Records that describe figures
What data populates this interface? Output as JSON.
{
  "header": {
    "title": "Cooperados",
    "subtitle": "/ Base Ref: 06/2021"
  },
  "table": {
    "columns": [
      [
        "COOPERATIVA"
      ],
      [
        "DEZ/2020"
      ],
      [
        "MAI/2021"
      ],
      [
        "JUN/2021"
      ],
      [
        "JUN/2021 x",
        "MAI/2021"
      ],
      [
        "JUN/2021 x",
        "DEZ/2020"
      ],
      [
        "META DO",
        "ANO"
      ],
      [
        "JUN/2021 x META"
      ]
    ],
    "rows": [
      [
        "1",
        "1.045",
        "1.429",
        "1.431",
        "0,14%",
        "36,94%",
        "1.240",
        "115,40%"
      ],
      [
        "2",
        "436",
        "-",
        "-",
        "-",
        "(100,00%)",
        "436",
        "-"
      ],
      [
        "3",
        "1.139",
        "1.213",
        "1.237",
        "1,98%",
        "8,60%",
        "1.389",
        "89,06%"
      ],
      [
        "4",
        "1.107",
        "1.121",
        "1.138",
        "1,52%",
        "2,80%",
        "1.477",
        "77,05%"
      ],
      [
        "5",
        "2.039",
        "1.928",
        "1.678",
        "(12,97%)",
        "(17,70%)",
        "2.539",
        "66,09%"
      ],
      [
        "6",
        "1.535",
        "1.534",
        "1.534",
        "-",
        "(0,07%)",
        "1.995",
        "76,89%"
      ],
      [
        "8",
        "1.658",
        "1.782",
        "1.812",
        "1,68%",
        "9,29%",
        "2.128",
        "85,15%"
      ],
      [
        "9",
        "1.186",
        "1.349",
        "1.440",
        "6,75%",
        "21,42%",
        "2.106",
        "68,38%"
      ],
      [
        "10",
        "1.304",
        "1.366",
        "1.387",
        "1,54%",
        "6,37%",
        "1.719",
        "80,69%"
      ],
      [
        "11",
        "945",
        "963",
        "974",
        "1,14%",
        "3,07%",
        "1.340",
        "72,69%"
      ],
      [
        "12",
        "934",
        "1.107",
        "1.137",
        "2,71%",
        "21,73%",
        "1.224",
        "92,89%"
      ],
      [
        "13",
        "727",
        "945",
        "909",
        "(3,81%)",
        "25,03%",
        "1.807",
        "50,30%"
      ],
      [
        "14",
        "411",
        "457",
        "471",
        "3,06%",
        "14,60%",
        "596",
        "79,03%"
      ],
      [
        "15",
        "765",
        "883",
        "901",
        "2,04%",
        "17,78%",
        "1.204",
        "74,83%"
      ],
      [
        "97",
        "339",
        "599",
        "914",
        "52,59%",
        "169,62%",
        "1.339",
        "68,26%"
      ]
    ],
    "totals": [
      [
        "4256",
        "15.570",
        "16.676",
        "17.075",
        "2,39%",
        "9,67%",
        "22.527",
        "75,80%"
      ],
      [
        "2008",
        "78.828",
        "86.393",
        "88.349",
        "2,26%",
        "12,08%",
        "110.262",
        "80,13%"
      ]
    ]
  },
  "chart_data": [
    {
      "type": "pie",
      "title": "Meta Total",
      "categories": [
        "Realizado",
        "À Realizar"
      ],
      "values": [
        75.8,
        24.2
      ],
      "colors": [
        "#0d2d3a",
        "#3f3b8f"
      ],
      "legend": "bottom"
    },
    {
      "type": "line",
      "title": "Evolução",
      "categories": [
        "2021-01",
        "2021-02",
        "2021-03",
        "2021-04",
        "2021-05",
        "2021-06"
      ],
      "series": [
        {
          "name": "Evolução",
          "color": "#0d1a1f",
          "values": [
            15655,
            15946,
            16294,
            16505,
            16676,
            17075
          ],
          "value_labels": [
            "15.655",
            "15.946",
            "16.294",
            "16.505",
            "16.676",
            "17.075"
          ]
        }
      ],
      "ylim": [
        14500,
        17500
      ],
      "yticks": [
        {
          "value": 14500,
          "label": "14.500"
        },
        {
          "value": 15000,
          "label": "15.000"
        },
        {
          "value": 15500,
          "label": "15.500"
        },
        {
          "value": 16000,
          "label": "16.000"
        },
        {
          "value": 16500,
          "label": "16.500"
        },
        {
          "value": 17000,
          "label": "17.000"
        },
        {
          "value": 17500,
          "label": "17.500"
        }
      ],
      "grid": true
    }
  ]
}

▶ TASK DETAILS: The records above should all be quoted exactly, please.

▶ SOLUTION FOR THIS PROBLEM:
What data populates this interface? Output as JSON.
{
  "header": {
    "title": "Cooperados",
    "subtitle": "/ Base Ref: 06/2021"
  },
  "table": {
    "columns": [
      [
        "COOPERATIVA"
      ],
      [
        "DEZ/2020"
      ],
      [
        "MAI/2021"
      ],
      [
        "JUN/2021"
      ],
      [
        "JUN/2021 x",
        "MAI/2021"
      ],
      [
        "JUN/2021 x",
        "DEZ/2020"
      ],
      [
        "META DO",
        "ANO"
      ],
      [
        "JUN/2021 x META"
      ]
    ],
    "rows": [
      [
        "1",
        "1.045",
        "1.429",
        "1.431",
        "0,14%",
        "36,94%",
        "1.240",
        "115,40%"
      ],
      [
        "2",
        "436",
        "-",
        "-",
        "-",
        "(100,00%)",
        "436",
        "-"
      ],
      [
        "3",
        "1.139",
        "1.213",
        "1.237",
        "1,98%",
        "8,60%",
        "1.389",
        "89,06%"
      ],
      [
        "4",
        "1.107",
        "1.121",
        "1.138",
        "1,52%",
        "2,80%",
        "1.477",
        "77,05%"
      ],
      [
        "5",
        "2.039",
        "1.928",
        "1.678",
        "(12,97%)",
        "(17,70%)",
        "2.539",
        "66,09%"
      ],
      [
        "6",
        "1.535",
        "1.534",
        "1.534",
        "-",
        "(0,07%)",
        "1.995",
        "76,89%"
      ],
      [
        "8",
        "1.658",
        "1.782",
        "1.812",
        "1,68%",
        "9,29%",
        "2.128",
        "85,15%"
      ],
      [
        "9",
        "1.186",
        "1.349",
        "1.440",
        "6,75%",
        "21,42%",
        "2.106",
        "68,38%"
      ],
      [
        "10",
        "1.304",
        "1.366",
        "1.387",
        "1,54%",
        "6,37%",
        "1.719",
        "80,69%"
      ],
      [
        "11",
        "945",
        "963",
        "974",
        "1,14%",
        "3,07%",
        "1.340",
        "72,69%"
      ],
      [
        "12",
        "934",
        "1.107",
        "1.137",
        "2,71%",
        "21,73%",
        "1.224",
        "92,89%"
      ],
      [
        "13",
        "727",
        "945",
        "909",
        "(3,81%)",
        "25,03%",
        "1.807",
        "50,30%"
      ],
      [
        "14",
        "411",
        "457",
        "471",
        "3,06%",
        "14,60%",
        "596",
        "79,03%"
      ],
      [
        "15",
        "765",
        "883",
        "901",
        "2,04%",
        "17,78%",
        "1.204",
        "74,83%"
      ],
      [
        "97",
        "339",
        "599",
        "914",
        "52,59%",
        "169,62%",
        "1.339",
        "68,26%"
      ]
    ],
    "totals": [
      [
        "4256",
        "15.570",
        "16.676",
        "17.075",
        "2,39%",
        "9,67%",
        "22.527",
        "75,80%"
      ],
      [
        "2008",
        "78.828",
        "86.393",
        "88.349",
        "2,26%",
        "12,08%",
        "110.262",
        "80,13%"
      ]
    ]
  },
  "chart_data": [
    {
      "type": "pie",
      "title": "Meta Total",
      "categories": [
        "Realizado",
        "À Realizar"
      ],
      "values": [
        75.8,
        24.2
      ],
      "colors": [
        "#0d2d3a",
        "#3f3b8f"
      ],
      "legend": "bottom"
    },
    {
      "type": "line",
      "title": "Evolução",
      "categories": [
        "2021-01",
        "2021-02",
        "2021-03",
        "2021-04",
        "2021-05",
        "2021-06"
      ],
      "series": [
        {
          "name": "Evolução",
          "color": "#0d1a1f",
          "values": [
            15655,
            15946,
            16294,
            16505,
            16676,
            17075
          ],
          "value_labels": [
            "15.655",
            "15.946",
            "16.294",
            "16.505",
            "16.676",
            "17.075"
          ]
        }
      ],
      "ylim": [
        14500,
        17500
      ],
      "yticks": [
        {
          "value": 14500,
          "label": "14.500"
        },
        {
          "value": 15000,
          "label": "15.000"
        },
        {
          "value": 15500,
          "label": "15.500"
        },
        {
          "value": 16000,
          "label": "16.000"
        },
        {
          "value": 16500,
          "label": "16.500"
        },
        {
          "value": 17000,
          "label": "17.000"
        },
        {
          "value": 17500,
          "label": "17.500"
        }
      ],
      "grid": true
    }
  ]
}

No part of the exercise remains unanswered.